Problem requirements:
Return the records exactly as they are.

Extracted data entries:
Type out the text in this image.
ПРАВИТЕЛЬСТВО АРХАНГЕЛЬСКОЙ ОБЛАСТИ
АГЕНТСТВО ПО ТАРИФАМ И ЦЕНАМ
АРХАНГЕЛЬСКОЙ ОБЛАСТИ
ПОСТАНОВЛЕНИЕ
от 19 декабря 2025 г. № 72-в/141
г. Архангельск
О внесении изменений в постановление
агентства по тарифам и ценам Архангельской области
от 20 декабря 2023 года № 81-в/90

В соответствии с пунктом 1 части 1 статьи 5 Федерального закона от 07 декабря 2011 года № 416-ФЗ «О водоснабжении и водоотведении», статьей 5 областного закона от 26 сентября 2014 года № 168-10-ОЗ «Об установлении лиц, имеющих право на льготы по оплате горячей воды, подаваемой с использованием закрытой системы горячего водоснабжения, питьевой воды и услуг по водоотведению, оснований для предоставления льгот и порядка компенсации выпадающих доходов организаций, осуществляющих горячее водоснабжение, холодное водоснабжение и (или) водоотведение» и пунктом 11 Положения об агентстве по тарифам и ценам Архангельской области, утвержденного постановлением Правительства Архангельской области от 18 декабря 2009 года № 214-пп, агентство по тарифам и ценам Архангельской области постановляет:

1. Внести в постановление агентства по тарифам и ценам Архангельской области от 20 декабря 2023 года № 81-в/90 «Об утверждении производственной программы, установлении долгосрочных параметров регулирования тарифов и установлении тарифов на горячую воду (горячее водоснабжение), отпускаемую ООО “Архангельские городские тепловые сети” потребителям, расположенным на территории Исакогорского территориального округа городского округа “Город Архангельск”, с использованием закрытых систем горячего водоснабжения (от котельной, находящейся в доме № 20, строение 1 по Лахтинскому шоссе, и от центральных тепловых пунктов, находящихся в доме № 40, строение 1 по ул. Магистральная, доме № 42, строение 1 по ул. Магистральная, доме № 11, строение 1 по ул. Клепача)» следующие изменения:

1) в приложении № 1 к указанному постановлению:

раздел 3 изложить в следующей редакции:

Task result:
Type out the text in this image.
ПРАВИТЕЛЬСТВО АРХАНГЕЛЬСКОЙ ОБЛАСТИ
АГЕНТСТВО ПО ТАРИФАМ И ЦЕНАМ
АРХАНГЕЛЬСКОЙ ОБЛАСТИ
ПОСТАНОВЛЕНИЕ
от 19 декабря 2025 г. № 72-в/141
г. Архангельск
О внесении изменений в постановление
агентства по тарифам и ценам Архангельской области
от 20 декабря 2023 года № 81-в/90

В соответствии с пунктом 1 части 1 статьи 5 Федерального закона от 07 декабря 2011 года № 416-ФЗ «О водоснабжении и водоотведении», статьей 5 областного закона от 26 сентября 2014 года № 168-10-ОЗ «Об установлении лиц, имеющих право на льготы по оплате горячей воды, подаваемой с использованием закрытой системы горячего водоснабжения, питьевой воды и услуг по водоотведению, оснований для предоставления льгот и порядка компенсации выпадающих доходов организаций, осуществляющих горячее водоснабжение, холодное водоснабжение и (или) водоотведение» и пунктом 11 Положения об агентстве по тарифам и ценам Архангельской области, утвержденного постановлением Правительства Архангельской области от 18 декабря 2009 года № 214-пп, агентство по тарифам и ценам Архангельской области постановляет:

1. Внести в постановление агентства по тарифам и ценам Архангельской области от 20 декабря 2023 года № 81-в/90 «Об утверждении производственной программы, установлении долгосрочных параметров регулирования тарифов и установлении тарифов на горячую воду (горячее водоснабжение), отпускаемую ООО “Архангельские городские тепловые сети” потребителям, расположенным на территории Исакогорского территориального округа городского округа “Город Архангельск”, с использованием закрытых систем горячего водоснабжения (от котельной, находящейся в доме № 20, строение 1 по Лахтинскому шоссе, и от центральных тепловых пунктов, находящихся в доме № 40, строение 1 по ул. Магистральная, доме № 42, строение 1 по ул. Магистральная, доме № 11, строение 1 по ул. Клепача)» следующие изменения:

1) в приложении № 1 к указанному постановлению:

раздел 3 изложить в следующей редакции:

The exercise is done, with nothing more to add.